━━━ Task material ━━━
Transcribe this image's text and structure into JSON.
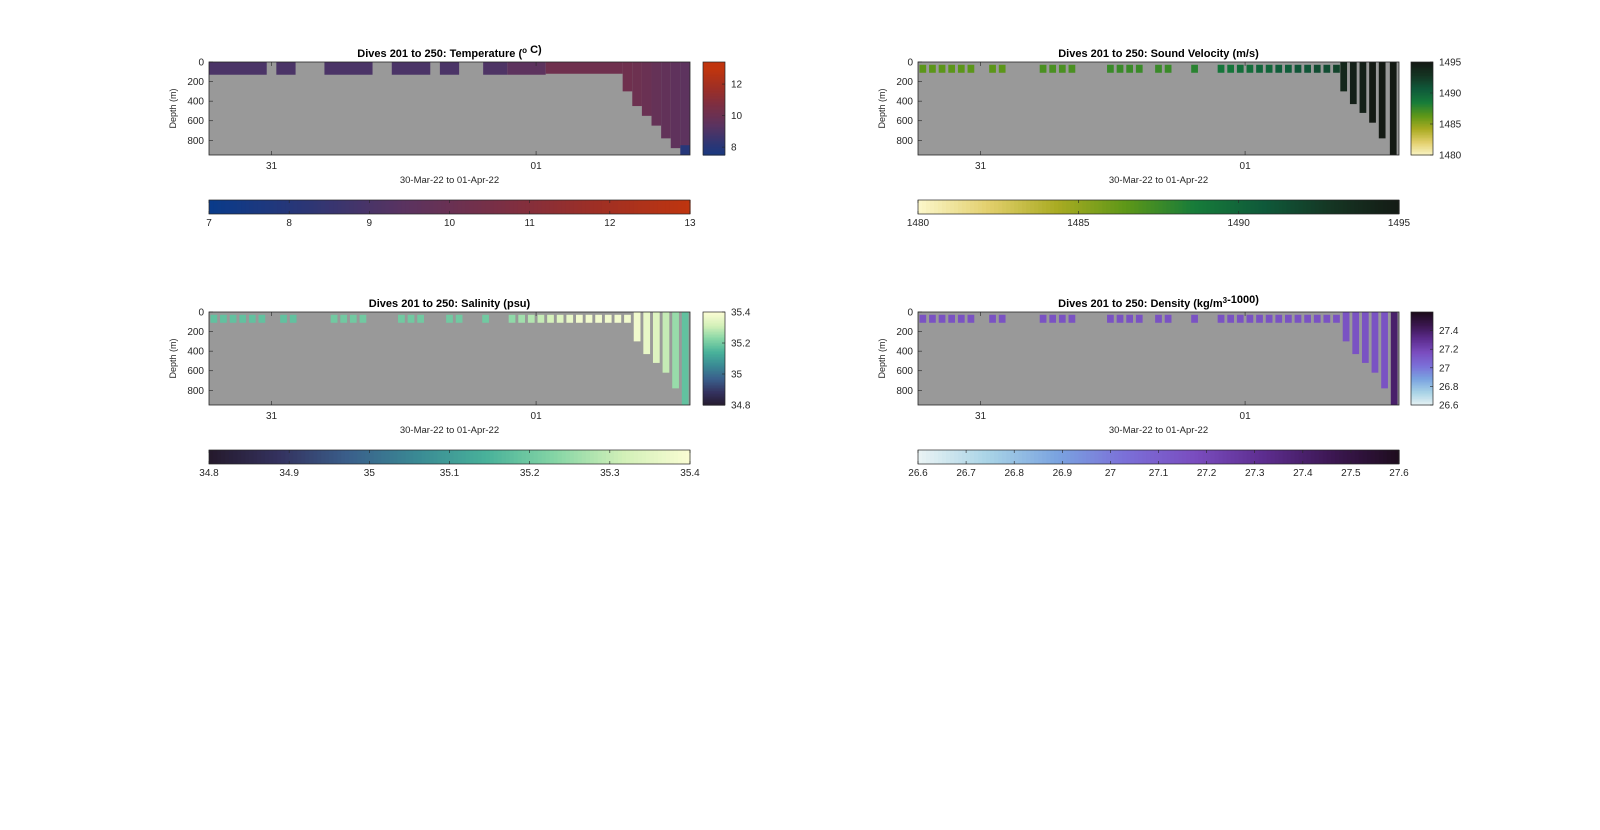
{
  "figure": {
    "background": "#ffffff",
    "axis_color": "#262626",
    "nodata_color": "#999999"
  },
  "chart_data": [
    {
      "type": "heatmap",
      "title_parts": [
        {
          "t": "Dives 201 to 250: Temperature ("
        },
        {
          "t": "o",
          "sup": true
        },
        {
          "t": " C)"
        }
      ],
      "xlabel": "30-Mar-22 to 01-Apr-22",
      "ylabel": "Depth (m)",
      "xticks": [
        {
          "label": "31",
          "frac": 0.13
        },
        {
          "label": "01",
          "frac": 0.68
        }
      ],
      "yticks": [
        "0",
        "200",
        "400",
        "600",
        "800"
      ],
      "ylim": [
        0,
        950
      ],
      "sideColorbar": {
        "ticks": [
          "12",
          "10",
          "8"
        ],
        "range": [
          7.5,
          13.4
        ]
      },
      "bottomColorbar": {
        "ticks": [
          "7",
          "8",
          "9",
          "10",
          "11",
          "12",
          "13"
        ],
        "range": [
          7,
          13
        ]
      },
      "colormap": [
        "#0a3b8a",
        "#2c3675",
        "#5a3360",
        "#7a2f45",
        "#9e2f25",
        "#c0350e"
      ],
      "layout": "surface_band",
      "surface_band": {
        "segments": [
          {
            "x0": 0.0,
            "x1": 0.12,
            "depth": 130,
            "value": 9.0
          },
          {
            "x0": 0.14,
            "x1": 0.18,
            "depth": 130,
            "value": 9.0
          },
          {
            "x0": 0.24,
            "x1": 0.34,
            "depth": 130,
            "value": 9.0
          },
          {
            "x0": 0.38,
            "x1": 0.46,
            "depth": 130,
            "value": 9.0
          },
          {
            "x0": 0.48,
            "x1": 0.52,
            "depth": 130,
            "value": 9.0
          },
          {
            "x0": 0.57,
            "x1": 0.62,
            "depth": 130,
            "value": 9.1
          },
          {
            "x0": 0.62,
            "x1": 0.7,
            "depth": 130,
            "value": 9.5
          },
          {
            "x0": 0.7,
            "x1": 0.86,
            "depth": 120,
            "value": 10.2
          }
        ],
        "deep_columns": [
          {
            "x0": 0.86,
            "x1": 0.88,
            "depth": 300,
            "value": 10.2
          },
          {
            "x0": 0.88,
            "x1": 0.9,
            "depth": 450,
            "value": 10.1
          },
          {
            "x0": 0.9,
            "x1": 0.92,
            "depth": 550,
            "value": 10.0
          },
          {
            "x0": 0.92,
            "x1": 0.94,
            "depth": 650,
            "value": 9.8
          },
          {
            "x0": 0.94,
            "x1": 0.96,
            "depth": 780,
            "value": 9.7
          },
          {
            "x0": 0.96,
            "x1": 0.98,
            "depth": 880,
            "value": 9.6
          },
          {
            "x0": 0.98,
            "x1": 1.0,
            "depth": 950,
            "value": 9.5
          }
        ],
        "deep_value": 8.0
      }
    },
    {
      "type": "heatmap",
      "title_parts": [
        {
          "t": "Dives 201 to 250: Sound Velocity (m/s)"
        }
      ],
      "xlabel": "30-Mar-22 to 01-Apr-22",
      "ylabel": "Depth (m)",
      "xticks": [
        {
          "label": "31",
          "frac": 0.13
        },
        {
          "label": "01",
          "frac": 0.68
        }
      ],
      "yticks": [
        "0",
        "200",
        "400",
        "600",
        "800"
      ],
      "ylim": [
        0,
        950
      ],
      "sideColorbar": {
        "ticks": [
          "1495",
          "1490",
          "1485",
          "1480"
        ],
        "range": [
          1480,
          1495
        ]
      },
      "bottomColorbar": {
        "ticks": [
          "1480",
          "1485",
          "1490",
          "1495"
        ],
        "range": [
          1480,
          1495
        ]
      },
      "colormap": [
        "#fbf6c8",
        "#e2cf6c",
        "#a9ab22",
        "#5d9718",
        "#177c3a",
        "#0f5a3a",
        "#153523",
        "#141a14"
      ],
      "layout": "profiles",
      "profiles": {
        "shallow_depth": 110,
        "columns": [
          {
            "x": 0.01,
            "depth": 110,
            "value": 1486.5
          },
          {
            "x": 0.03,
            "depth": 110,
            "value": 1486.5
          },
          {
            "x": 0.05,
            "depth": 110,
            "value": 1486.5
          },
          {
            "x": 0.07,
            "depth": 110,
            "value": 1486.5
          },
          {
            "x": 0.09,
            "depth": 110,
            "value": 1486.5
          },
          {
            "x": 0.11,
            "depth": 110,
            "value": 1486.5
          },
          {
            "x": 0.155,
            "depth": 110,
            "value": 1486.5
          },
          {
            "x": 0.175,
            "depth": 110,
            "value": 1486.5
          },
          {
            "x": 0.26,
            "depth": 110,
            "value": 1487
          },
          {
            "x": 0.28,
            "depth": 110,
            "value": 1487
          },
          {
            "x": 0.3,
            "depth": 110,
            "value": 1487
          },
          {
            "x": 0.32,
            "depth": 110,
            "value": 1487
          },
          {
            "x": 0.4,
            "depth": 110,
            "value": 1487.5
          },
          {
            "x": 0.42,
            "depth": 110,
            "value": 1487.5
          },
          {
            "x": 0.44,
            "depth": 110,
            "value": 1487.5
          },
          {
            "x": 0.46,
            "depth": 110,
            "value": 1487.5
          },
          {
            "x": 0.5,
            "depth": 110,
            "value": 1487.5
          },
          {
            "x": 0.52,
            "depth": 110,
            "value": 1487.5
          },
          {
            "x": 0.575,
            "depth": 110,
            "value": 1488
          },
          {
            "x": 0.63,
            "depth": 110,
            "value": 1489
          },
          {
            "x": 0.65,
            "depth": 110,
            "value": 1489
          },
          {
            "x": 0.67,
            "depth": 110,
            "value": 1489.5
          },
          {
            "x": 0.69,
            "depth": 110,
            "value": 1489.5
          },
          {
            "x": 0.71,
            "depth": 110,
            "value": 1490
          },
          {
            "x": 0.73,
            "depth": 110,
            "value": 1490
          },
          {
            "x": 0.75,
            "depth": 110,
            "value": 1490.5
          },
          {
            "x": 0.77,
            "depth": 110,
            "value": 1490.5
          },
          {
            "x": 0.79,
            "depth": 110,
            "value": 1491
          },
          {
            "x": 0.81,
            "depth": 110,
            "value": 1491
          },
          {
            "x": 0.83,
            "depth": 110,
            "value": 1491.5
          },
          {
            "x": 0.85,
            "depth": 110,
            "value": 1491.5
          },
          {
            "x": 0.87,
            "depth": 110,
            "value": 1492
          },
          {
            "x": 0.885,
            "depth": 300,
            "value": 1494
          },
          {
            "x": 0.905,
            "depth": 430,
            "value": 1494.5
          },
          {
            "x": 0.925,
            "depth": 520,
            "value": 1494.5
          },
          {
            "x": 0.945,
            "depth": 620,
            "value": 1495
          },
          {
            "x": 0.965,
            "depth": 780,
            "value": 1495
          },
          {
            "x": 0.988,
            "depth": 950,
            "value": 1495
          }
        ]
      }
    },
    {
      "type": "heatmap",
      "title_parts": [
        {
          "t": "Dives 201 to 250: Salinity (psu)"
        }
      ],
      "xlabel": "30-Mar-22 to 01-Apr-22",
      "ylabel": "Depth (m)",
      "xticks": [
        {
          "label": "31",
          "frac": 0.13
        },
        {
          "label": "01",
          "frac": 0.68
        }
      ],
      "yticks": [
        "0",
        "200",
        "400",
        "600",
        "800"
      ],
      "ylim": [
        0,
        950
      ],
      "sideColorbar": {
        "ticks": [
          "35.4",
          "35.2",
          "35",
          "34.8"
        ],
        "range": [
          34.8,
          35.4
        ]
      },
      "bottomColorbar": {
        "ticks": [
          "34.8",
          "34.9",
          "35",
          "35.1",
          "35.2",
          "35.3",
          "35.4"
        ],
        "range": [
          34.8,
          35.4
        ]
      },
      "colormap": [
        "#251a2d",
        "#34325f",
        "#3a5f8b",
        "#3a8a94",
        "#48b19a",
        "#85d5a5",
        "#d2f0b8",
        "#fbfdd4"
      ],
      "layout": "profiles",
      "profiles": {
        "shallow_depth": 110,
        "columns": [
          {
            "x": 0.01,
            "depth": 110,
            "value": 35.18
          },
          {
            "x": 0.03,
            "depth": 110,
            "value": 35.18
          },
          {
            "x": 0.05,
            "depth": 110,
            "value": 35.18
          },
          {
            "x": 0.07,
            "depth": 110,
            "value": 35.18
          },
          {
            "x": 0.09,
            "depth": 110,
            "value": 35.18
          },
          {
            "x": 0.11,
            "depth": 110,
            "value": 35.18
          },
          {
            "x": 0.155,
            "depth": 110,
            "value": 35.18
          },
          {
            "x": 0.175,
            "depth": 110,
            "value": 35.18
          },
          {
            "x": 0.26,
            "depth": 110,
            "value": 35.2
          },
          {
            "x": 0.28,
            "depth": 110,
            "value": 35.2
          },
          {
            "x": 0.3,
            "depth": 110,
            "value": 35.2
          },
          {
            "x": 0.32,
            "depth": 110,
            "value": 35.2
          },
          {
            "x": 0.4,
            "depth": 110,
            "value": 35.2
          },
          {
            "x": 0.42,
            "depth": 110,
            "value": 35.2
          },
          {
            "x": 0.44,
            "depth": 110,
            "value": 35.2
          },
          {
            "x": 0.5,
            "depth": 110,
            "value": 35.2
          },
          {
            "x": 0.52,
            "depth": 110,
            "value": 35.2
          },
          {
            "x": 0.575,
            "depth": 110,
            "value": 35.2
          },
          {
            "x": 0.63,
            "depth": 110,
            "value": 35.24
          },
          {
            "x": 0.65,
            "depth": 110,
            "value": 35.26
          },
          {
            "x": 0.67,
            "depth": 110,
            "value": 35.28
          },
          {
            "x": 0.69,
            "depth": 110,
            "value": 35.3
          },
          {
            "x": 0.71,
            "depth": 110,
            "value": 35.32
          },
          {
            "x": 0.73,
            "depth": 110,
            "value": 35.34
          },
          {
            "x": 0.75,
            "depth": 110,
            "value": 35.36
          },
          {
            "x": 0.77,
            "depth": 110,
            "value": 35.38
          },
          {
            "x": 0.79,
            "depth": 110,
            "value": 35.38
          },
          {
            "x": 0.81,
            "depth": 110,
            "value": 35.38
          },
          {
            "x": 0.83,
            "depth": 110,
            "value": 35.38
          },
          {
            "x": 0.85,
            "depth": 110,
            "value": 35.38
          },
          {
            "x": 0.87,
            "depth": 110,
            "value": 35.38
          },
          {
            "x": 0.89,
            "depth": 300,
            "value": 35.38
          },
          {
            "x": 0.91,
            "depth": 430,
            "value": 35.36
          },
          {
            "x": 0.93,
            "depth": 520,
            "value": 35.34
          },
          {
            "x": 0.95,
            "depth": 620,
            "value": 35.3
          },
          {
            "x": 0.97,
            "depth": 780,
            "value": 35.25
          },
          {
            "x": 0.99,
            "depth": 950,
            "value": 35.18
          }
        ]
      }
    },
    {
      "type": "heatmap",
      "title_parts": [
        {
          "t": "Dives 201 to 250: Density (kg/m"
        },
        {
          "t": "3",
          "sup": true
        },
        {
          "t": "-1000)"
        }
      ],
      "xlabel": "30-Mar-22 to 01-Apr-22",
      "ylabel": "Depth (m)",
      "xticks": [
        {
          "label": "31",
          "frac": 0.13
        },
        {
          "label": "01",
          "frac": 0.68
        }
      ],
      "yticks": [
        "0",
        "200",
        "400",
        "600",
        "800"
      ],
      "ylim": [
        0,
        950
      ],
      "sideColorbar": {
        "ticks": [
          "27.4",
          "27.2",
          "27",
          "26.8",
          "26.6"
        ],
        "range": [
          26.6,
          27.6
        ]
      },
      "bottomColorbar": {
        "ticks": [
          "26.6",
          "26.7",
          "26.8",
          "26.9",
          "27",
          "27.1",
          "27.2",
          "27.3",
          "27.4",
          "27.5",
          "27.6"
        ],
        "range": [
          26.6,
          27.6
        ]
      },
      "colormap": [
        "#e9f3f4",
        "#a8d3e6",
        "#7aa3e0",
        "#7b6fd8",
        "#7a4dbf",
        "#5d2d8f",
        "#3c1752",
        "#1d0c1c"
      ],
      "layout": "profiles",
      "profiles": {
        "shallow_depth": 110,
        "columns": [
          {
            "x": 0.01,
            "depth": 110,
            "value": 27.15
          },
          {
            "x": 0.03,
            "depth": 110,
            "value": 27.15
          },
          {
            "x": 0.05,
            "depth": 110,
            "value": 27.15
          },
          {
            "x": 0.07,
            "depth": 110,
            "value": 27.15
          },
          {
            "x": 0.09,
            "depth": 110,
            "value": 27.15
          },
          {
            "x": 0.11,
            "depth": 110,
            "value": 27.15
          },
          {
            "x": 0.155,
            "depth": 110,
            "value": 27.15
          },
          {
            "x": 0.175,
            "depth": 110,
            "value": 27.15
          },
          {
            "x": 0.26,
            "depth": 110,
            "value": 27.15
          },
          {
            "x": 0.28,
            "depth": 110,
            "value": 27.15
          },
          {
            "x": 0.3,
            "depth": 110,
            "value": 27.15
          },
          {
            "x": 0.32,
            "depth": 110,
            "value": 27.15
          },
          {
            "x": 0.4,
            "depth": 110,
            "value": 27.15
          },
          {
            "x": 0.42,
            "depth": 110,
            "value": 27.15
          },
          {
            "x": 0.44,
            "depth": 110,
            "value": 27.15
          },
          {
            "x": 0.46,
            "depth": 110,
            "value": 27.15
          },
          {
            "x": 0.5,
            "depth": 110,
            "value": 27.15
          },
          {
            "x": 0.52,
            "depth": 110,
            "value": 27.15
          },
          {
            "x": 0.575,
            "depth": 110,
            "value": 27.15
          },
          {
            "x": 0.63,
            "depth": 110,
            "value": 27.15
          },
          {
            "x": 0.65,
            "depth": 110,
            "value": 27.15
          },
          {
            "x": 0.67,
            "depth": 110,
            "value": 27.15
          },
          {
            "x": 0.69,
            "depth": 110,
            "value": 27.15
          },
          {
            "x": 0.71,
            "depth": 110,
            "value": 27.15
          },
          {
            "x": 0.73,
            "depth": 110,
            "value": 27.15
          },
          {
            "x": 0.75,
            "depth": 110,
            "value": 27.15
          },
          {
            "x": 0.77,
            "depth": 110,
            "value": 27.15
          },
          {
            "x": 0.79,
            "depth": 110,
            "value": 27.15
          },
          {
            "x": 0.81,
            "depth": 110,
            "value": 27.15
          },
          {
            "x": 0.83,
            "depth": 110,
            "value": 27.15
          },
          {
            "x": 0.85,
            "depth": 110,
            "value": 27.15
          },
          {
            "x": 0.87,
            "depth": 110,
            "value": 27.15
          },
          {
            "x": 0.89,
            "depth": 300,
            "value": 27.15
          },
          {
            "x": 0.91,
            "depth": 430,
            "value": 27.15
          },
          {
            "x": 0.93,
            "depth": 520,
            "value": 27.15
          },
          {
            "x": 0.95,
            "depth": 620,
            "value": 27.15
          },
          {
            "x": 0.97,
            "depth": 780,
            "value": 27.15
          },
          {
            "x": 0.99,
            "depth": 950,
            "value": 27.4
          }
        ]
      }
    }
  ]
}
━━━
Your instructions: Which lines above contain the word "Dives"? Copy each of them.

Exercise result:
          "t": "Dives 201 to 250: Temperature ("
          "t": "Dives 201 to 250: Sound Velocity (m/s)"
          "t": "Dives 201 to 250: Salinity (psu)"
          "t": "Dives 201 to 250: Density (kg/m"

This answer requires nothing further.